*Required work:* Look below. Copy each line that has "Office" in it.

*Excerpted records:*
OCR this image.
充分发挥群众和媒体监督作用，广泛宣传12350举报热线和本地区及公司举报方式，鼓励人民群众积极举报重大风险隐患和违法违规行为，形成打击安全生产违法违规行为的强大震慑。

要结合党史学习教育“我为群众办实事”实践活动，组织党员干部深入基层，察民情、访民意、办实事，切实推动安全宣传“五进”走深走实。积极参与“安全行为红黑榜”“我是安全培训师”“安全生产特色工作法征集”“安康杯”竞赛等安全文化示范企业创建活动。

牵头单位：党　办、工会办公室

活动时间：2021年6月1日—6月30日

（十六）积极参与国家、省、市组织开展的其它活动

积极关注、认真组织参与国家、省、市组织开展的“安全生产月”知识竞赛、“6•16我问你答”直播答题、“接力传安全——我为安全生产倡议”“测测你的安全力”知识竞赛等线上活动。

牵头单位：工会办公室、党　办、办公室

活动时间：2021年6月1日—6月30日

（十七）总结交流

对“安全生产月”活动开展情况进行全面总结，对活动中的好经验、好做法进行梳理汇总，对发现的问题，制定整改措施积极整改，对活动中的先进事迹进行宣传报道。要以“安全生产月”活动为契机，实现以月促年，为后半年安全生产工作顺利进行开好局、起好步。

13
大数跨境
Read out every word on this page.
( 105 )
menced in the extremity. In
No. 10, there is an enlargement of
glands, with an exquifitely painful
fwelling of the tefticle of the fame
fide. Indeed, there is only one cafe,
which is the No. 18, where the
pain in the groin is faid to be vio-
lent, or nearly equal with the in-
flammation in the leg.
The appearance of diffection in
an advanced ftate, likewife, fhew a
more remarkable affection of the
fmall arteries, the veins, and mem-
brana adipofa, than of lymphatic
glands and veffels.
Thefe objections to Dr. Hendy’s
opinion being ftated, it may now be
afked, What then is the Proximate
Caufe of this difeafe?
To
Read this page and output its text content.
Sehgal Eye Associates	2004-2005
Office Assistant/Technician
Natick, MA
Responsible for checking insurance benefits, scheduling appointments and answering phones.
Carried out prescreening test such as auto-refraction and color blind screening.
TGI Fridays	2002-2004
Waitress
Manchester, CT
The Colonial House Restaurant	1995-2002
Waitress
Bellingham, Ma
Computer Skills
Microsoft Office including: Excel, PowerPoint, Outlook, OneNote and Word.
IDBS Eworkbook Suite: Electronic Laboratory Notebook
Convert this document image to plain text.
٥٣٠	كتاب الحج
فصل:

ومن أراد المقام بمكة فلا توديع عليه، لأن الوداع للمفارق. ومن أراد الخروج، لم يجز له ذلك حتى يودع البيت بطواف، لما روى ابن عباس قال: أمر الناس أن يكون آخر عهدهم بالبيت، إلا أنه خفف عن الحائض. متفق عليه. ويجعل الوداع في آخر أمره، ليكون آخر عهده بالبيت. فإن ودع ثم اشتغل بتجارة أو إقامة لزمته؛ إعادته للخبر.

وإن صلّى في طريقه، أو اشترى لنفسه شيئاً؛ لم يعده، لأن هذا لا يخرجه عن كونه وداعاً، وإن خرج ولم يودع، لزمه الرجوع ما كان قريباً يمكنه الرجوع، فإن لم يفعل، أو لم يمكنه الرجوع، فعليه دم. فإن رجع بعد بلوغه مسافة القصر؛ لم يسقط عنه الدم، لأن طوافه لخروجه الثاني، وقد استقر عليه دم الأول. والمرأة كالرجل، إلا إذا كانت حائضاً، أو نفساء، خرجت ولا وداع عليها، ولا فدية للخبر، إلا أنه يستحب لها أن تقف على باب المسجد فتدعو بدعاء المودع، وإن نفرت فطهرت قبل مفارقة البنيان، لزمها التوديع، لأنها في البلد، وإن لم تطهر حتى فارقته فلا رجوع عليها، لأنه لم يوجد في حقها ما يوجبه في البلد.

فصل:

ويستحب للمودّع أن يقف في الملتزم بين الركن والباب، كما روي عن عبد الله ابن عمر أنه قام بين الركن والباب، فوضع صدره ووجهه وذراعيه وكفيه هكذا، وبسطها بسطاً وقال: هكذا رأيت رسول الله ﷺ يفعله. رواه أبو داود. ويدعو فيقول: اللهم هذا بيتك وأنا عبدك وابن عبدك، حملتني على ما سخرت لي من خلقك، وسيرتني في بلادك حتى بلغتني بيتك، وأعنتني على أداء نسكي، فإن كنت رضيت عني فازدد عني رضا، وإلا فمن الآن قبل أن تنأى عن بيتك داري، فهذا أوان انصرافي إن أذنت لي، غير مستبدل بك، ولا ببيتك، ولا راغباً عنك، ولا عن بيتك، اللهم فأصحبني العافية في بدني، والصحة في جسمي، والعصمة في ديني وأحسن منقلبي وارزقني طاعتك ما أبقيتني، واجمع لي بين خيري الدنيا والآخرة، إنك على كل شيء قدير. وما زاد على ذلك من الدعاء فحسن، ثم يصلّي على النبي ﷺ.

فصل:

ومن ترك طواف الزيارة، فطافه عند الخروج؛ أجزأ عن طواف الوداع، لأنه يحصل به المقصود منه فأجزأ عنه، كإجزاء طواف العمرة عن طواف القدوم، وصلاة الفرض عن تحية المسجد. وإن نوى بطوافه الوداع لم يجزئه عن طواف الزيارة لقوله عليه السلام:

*Output of the task:*
Office Assistant/Technician
Microsoft Office including: Excel, PowerPoint, Outlook, OneNote and Word.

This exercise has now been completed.